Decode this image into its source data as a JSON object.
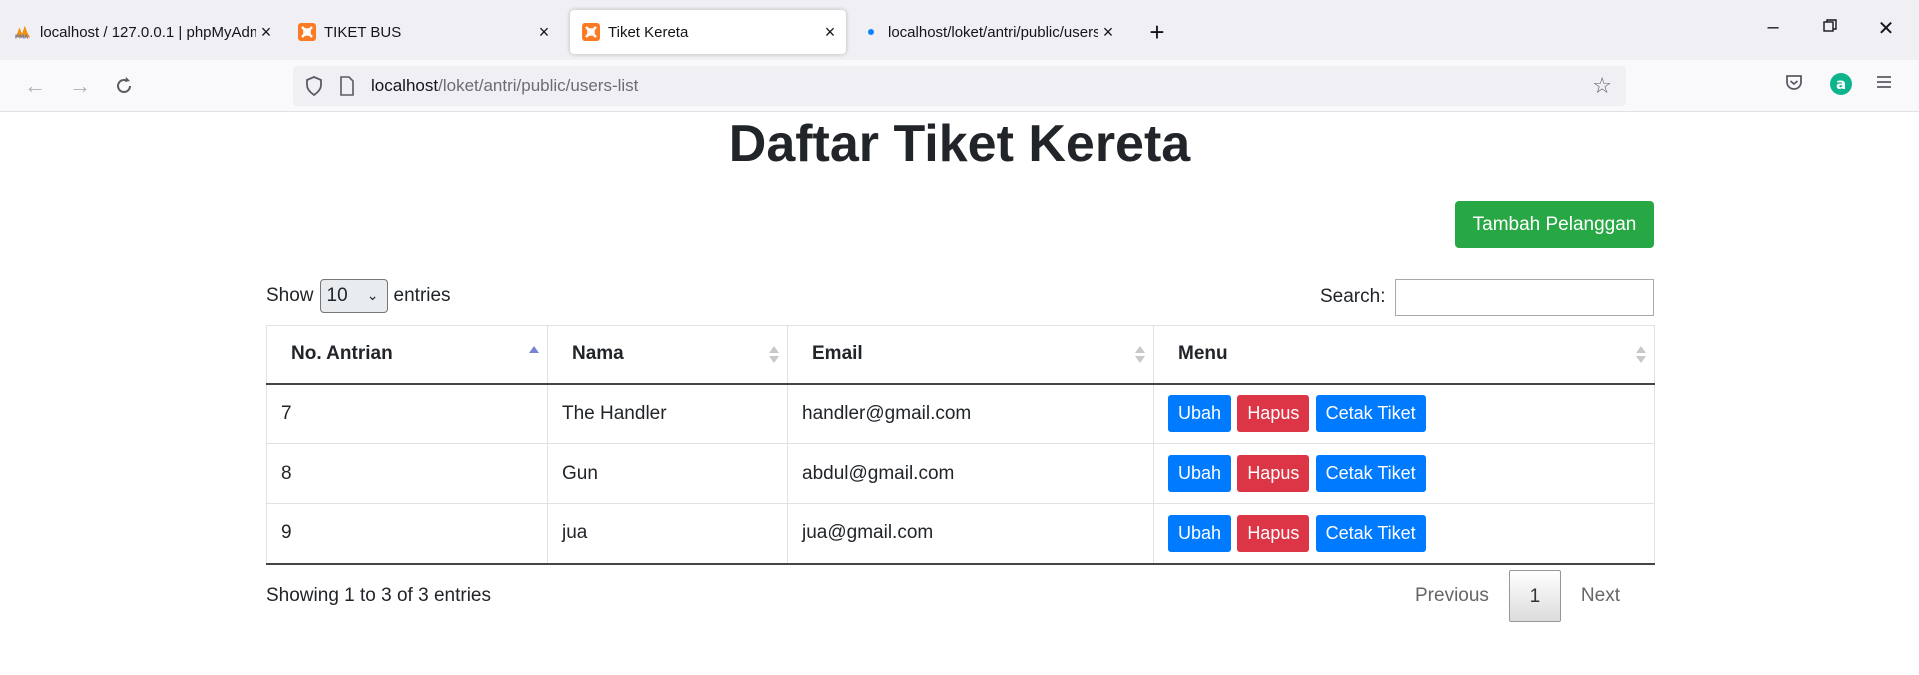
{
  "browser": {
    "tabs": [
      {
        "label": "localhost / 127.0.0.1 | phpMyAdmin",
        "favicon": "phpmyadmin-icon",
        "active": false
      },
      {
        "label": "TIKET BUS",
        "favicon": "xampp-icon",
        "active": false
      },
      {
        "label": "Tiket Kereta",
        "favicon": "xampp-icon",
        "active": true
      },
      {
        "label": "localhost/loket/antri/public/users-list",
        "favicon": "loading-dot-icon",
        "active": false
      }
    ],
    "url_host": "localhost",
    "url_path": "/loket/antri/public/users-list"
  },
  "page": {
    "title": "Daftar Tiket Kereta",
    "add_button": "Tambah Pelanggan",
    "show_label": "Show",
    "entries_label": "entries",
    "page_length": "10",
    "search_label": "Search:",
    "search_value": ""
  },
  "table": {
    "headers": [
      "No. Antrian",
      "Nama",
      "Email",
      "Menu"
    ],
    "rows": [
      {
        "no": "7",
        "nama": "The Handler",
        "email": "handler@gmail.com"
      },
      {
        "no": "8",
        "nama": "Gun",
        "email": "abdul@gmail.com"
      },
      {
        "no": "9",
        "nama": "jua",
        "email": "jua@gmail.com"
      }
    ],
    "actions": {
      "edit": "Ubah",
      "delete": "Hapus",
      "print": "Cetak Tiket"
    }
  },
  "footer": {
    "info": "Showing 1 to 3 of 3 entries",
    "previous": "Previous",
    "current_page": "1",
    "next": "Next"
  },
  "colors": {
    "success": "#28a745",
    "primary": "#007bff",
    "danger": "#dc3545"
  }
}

——————————

> [Your goal]: Print each record exactly as it stands, leaving the images out.

> [Full response]:
Decode this image into its source data as a JSON object.
{
  "browser": {
    "tabs": [
      {
        "label": "localhost / 127.0.0.1 | phpMyAdmin",
        "favicon": "phpmyadmin-icon",
        "active": false
      },
      {
        "label": "TIKET BUS",
        "favicon": "xampp-icon",
        "active": false
      },
      {
        "label": "Tiket Kereta",
        "favicon": "xampp-icon",
        "active": true
      },
      {
        "label": "localhost/loket/antri/public/users-list",
        "favicon": "loading-dot-icon",
        "active": false
      }
    ],
    "url_host": "localhost",
    "url_path": "/loket/antri/public/users-list"
  },
  "page": {
    "title": "Daftar Tiket Kereta",
    "add_button": "Tambah Pelanggan",
    "show_label": "Show",
    "entries_label": "entries",
    "page_length": "10",
    "search_label": "Search:",
    "search_value": ""
  },
  "table": {
    "headers": [
      "No. Antrian",
      "Nama",
      "Email",
      "Menu"
    ],
    "rows": [
      {
        "no": "7",
        "nama": "The Handler",
        "email": "handler@gmail.com"
      },
      {
        "no": "8",
        "nama": "Gun",
        "email": "abdul@gmail.com"
      },
      {
        "no": "9",
        "nama": "jua",
        "email": "jua@gmail.com"
      }
    ],
    "actions": {
      "edit": "Ubah",
      "delete": "Hapus",
      "print": "Cetak Tiket"
    }
  },
  "footer": {
    "info": "Showing 1 to 3 of 3 entries",
    "previous": "Previous",
    "current_page": "1",
    "next": "Next"
  },
  "colors": {
    "success": "#28a745",
    "primary": "#007bff",
    "danger": "#dc3545"
  }
}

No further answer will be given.